> **Items**
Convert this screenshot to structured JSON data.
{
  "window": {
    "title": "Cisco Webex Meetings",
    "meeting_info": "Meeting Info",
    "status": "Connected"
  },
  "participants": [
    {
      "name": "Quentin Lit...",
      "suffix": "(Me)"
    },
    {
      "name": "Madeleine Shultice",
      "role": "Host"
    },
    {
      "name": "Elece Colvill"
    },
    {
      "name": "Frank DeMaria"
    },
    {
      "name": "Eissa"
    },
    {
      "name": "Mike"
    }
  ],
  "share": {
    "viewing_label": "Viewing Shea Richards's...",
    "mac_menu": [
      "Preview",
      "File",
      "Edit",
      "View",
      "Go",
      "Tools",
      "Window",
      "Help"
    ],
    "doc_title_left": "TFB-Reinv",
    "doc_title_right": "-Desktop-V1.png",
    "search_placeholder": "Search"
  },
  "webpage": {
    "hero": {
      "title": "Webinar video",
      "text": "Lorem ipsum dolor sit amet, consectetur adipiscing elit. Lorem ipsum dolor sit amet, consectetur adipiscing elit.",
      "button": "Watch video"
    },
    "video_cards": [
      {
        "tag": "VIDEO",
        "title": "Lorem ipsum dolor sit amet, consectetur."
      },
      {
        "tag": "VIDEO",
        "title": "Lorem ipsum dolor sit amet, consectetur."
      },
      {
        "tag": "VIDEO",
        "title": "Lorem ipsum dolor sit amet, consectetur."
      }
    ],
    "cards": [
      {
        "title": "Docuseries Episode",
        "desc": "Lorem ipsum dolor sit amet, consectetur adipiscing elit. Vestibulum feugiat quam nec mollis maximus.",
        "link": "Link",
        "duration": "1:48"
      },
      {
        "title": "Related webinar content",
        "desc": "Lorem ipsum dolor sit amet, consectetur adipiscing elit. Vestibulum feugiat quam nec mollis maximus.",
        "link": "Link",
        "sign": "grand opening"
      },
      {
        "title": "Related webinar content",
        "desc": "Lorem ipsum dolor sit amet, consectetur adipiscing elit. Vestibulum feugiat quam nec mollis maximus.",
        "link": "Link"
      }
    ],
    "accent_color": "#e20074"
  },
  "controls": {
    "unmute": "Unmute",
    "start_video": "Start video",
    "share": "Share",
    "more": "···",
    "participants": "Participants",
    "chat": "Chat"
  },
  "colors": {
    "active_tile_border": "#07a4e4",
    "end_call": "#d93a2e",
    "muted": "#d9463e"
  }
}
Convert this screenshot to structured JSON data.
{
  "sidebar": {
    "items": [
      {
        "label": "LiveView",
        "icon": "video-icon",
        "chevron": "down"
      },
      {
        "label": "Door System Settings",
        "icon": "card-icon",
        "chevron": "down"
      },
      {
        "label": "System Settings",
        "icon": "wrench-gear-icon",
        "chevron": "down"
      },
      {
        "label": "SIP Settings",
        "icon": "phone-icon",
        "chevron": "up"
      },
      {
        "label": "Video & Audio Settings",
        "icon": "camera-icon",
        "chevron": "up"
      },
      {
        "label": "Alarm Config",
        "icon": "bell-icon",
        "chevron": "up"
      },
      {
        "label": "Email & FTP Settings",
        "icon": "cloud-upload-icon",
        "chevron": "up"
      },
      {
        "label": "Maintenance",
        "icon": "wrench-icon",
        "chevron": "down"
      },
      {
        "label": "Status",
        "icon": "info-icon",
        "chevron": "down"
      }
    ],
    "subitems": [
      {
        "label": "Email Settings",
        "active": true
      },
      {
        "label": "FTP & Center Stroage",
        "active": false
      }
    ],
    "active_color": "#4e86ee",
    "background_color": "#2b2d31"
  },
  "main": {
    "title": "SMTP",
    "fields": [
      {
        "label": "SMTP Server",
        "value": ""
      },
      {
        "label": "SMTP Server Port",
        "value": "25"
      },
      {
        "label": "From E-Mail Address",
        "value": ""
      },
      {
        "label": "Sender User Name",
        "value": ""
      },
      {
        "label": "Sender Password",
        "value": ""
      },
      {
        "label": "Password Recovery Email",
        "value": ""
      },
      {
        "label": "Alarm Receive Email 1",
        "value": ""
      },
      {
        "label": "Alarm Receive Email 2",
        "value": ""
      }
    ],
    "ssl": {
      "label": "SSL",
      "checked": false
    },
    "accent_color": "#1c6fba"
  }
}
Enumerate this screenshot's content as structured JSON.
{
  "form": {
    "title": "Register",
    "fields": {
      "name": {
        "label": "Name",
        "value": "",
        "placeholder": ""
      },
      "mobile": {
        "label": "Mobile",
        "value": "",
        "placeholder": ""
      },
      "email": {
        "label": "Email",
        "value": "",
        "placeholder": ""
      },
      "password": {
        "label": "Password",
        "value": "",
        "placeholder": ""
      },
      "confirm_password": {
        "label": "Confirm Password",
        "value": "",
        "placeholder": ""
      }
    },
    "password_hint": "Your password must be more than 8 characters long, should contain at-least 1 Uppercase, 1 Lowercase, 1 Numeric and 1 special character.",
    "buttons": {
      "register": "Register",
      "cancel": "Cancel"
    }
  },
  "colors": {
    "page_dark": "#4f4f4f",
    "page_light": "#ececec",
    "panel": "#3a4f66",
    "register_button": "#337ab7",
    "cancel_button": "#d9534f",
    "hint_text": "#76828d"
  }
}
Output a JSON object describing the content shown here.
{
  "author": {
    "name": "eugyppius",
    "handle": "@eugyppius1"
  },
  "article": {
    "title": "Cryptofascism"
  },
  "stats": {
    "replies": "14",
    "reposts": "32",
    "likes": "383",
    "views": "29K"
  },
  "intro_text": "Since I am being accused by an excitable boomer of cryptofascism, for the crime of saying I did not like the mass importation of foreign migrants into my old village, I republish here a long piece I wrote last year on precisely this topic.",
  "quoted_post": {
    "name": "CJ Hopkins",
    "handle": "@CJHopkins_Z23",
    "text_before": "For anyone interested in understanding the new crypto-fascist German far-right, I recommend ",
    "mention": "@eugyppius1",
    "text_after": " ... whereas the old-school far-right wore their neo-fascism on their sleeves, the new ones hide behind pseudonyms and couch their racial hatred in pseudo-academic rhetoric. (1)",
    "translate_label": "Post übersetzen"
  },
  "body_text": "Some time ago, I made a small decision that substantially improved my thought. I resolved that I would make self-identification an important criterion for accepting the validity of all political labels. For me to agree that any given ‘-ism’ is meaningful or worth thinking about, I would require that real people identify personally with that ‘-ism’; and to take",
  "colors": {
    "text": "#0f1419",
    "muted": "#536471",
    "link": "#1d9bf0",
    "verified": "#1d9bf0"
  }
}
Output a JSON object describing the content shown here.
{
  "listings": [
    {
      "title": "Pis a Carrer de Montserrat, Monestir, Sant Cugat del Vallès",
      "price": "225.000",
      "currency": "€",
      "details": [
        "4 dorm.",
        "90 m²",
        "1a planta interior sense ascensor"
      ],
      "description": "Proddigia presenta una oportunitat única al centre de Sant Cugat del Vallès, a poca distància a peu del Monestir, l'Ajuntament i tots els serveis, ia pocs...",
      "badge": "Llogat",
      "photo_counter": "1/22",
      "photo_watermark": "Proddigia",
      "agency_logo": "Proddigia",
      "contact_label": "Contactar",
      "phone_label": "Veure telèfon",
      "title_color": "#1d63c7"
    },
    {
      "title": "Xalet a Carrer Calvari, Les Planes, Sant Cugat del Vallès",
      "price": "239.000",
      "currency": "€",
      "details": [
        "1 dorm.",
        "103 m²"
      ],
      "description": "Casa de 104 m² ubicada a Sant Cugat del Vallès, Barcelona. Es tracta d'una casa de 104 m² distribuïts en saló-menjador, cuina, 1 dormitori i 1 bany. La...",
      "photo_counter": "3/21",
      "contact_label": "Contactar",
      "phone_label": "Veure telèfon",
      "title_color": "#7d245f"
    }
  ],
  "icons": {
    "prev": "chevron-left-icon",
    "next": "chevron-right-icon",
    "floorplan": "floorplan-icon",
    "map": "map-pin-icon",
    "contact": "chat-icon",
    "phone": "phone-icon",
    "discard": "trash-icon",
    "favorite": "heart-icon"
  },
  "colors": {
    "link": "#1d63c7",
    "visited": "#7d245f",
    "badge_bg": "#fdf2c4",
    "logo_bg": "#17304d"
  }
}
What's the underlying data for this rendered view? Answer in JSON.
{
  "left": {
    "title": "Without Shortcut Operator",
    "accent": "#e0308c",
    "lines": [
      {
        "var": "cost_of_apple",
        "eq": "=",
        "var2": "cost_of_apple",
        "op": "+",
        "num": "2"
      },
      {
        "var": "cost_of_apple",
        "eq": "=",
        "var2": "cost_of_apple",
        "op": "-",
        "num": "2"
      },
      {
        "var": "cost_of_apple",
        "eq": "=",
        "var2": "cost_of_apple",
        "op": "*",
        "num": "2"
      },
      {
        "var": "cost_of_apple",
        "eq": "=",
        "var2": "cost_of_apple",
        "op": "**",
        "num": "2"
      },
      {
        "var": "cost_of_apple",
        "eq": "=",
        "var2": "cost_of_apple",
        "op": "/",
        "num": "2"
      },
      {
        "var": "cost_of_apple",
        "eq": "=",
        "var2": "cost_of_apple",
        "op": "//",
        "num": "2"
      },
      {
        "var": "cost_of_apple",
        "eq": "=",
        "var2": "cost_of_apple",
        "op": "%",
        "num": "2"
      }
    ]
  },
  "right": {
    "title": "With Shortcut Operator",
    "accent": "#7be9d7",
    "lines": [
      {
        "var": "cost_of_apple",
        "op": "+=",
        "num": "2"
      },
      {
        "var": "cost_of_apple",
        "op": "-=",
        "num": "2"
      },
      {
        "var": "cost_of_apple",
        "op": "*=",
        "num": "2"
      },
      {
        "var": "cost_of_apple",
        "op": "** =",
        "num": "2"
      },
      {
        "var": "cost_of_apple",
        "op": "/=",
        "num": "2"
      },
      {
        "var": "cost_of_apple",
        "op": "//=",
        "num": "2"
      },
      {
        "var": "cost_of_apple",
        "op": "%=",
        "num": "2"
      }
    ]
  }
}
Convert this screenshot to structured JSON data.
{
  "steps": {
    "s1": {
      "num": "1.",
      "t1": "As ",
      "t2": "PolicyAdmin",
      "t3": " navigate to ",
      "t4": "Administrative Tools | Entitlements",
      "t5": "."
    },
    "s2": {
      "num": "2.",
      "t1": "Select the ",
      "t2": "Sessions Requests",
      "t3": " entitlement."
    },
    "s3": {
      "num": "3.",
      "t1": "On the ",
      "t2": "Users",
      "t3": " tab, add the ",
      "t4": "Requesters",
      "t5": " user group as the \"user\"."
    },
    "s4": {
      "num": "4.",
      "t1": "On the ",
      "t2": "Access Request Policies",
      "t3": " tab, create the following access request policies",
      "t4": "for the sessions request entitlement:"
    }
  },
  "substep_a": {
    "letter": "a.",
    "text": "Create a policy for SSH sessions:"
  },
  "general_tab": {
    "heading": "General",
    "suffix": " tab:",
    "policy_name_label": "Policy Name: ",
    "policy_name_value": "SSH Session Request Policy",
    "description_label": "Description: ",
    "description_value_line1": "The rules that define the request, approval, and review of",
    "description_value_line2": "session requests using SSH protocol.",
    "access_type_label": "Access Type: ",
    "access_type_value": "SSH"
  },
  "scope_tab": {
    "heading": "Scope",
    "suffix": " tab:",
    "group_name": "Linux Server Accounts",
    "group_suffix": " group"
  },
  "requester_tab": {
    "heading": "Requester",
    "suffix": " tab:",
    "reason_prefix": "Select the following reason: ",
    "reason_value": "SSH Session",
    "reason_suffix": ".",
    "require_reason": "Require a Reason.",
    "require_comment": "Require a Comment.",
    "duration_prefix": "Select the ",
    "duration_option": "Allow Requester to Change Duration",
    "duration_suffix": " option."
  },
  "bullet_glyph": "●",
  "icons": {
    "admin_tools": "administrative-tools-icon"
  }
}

> **What the task asks**
From the data above, gather every line that includes the word "Server".

> **Final result**
        "label": "SMTP Server",
        "label": "SMTP Server Port",
    "group_name": "Linux Server Accounts",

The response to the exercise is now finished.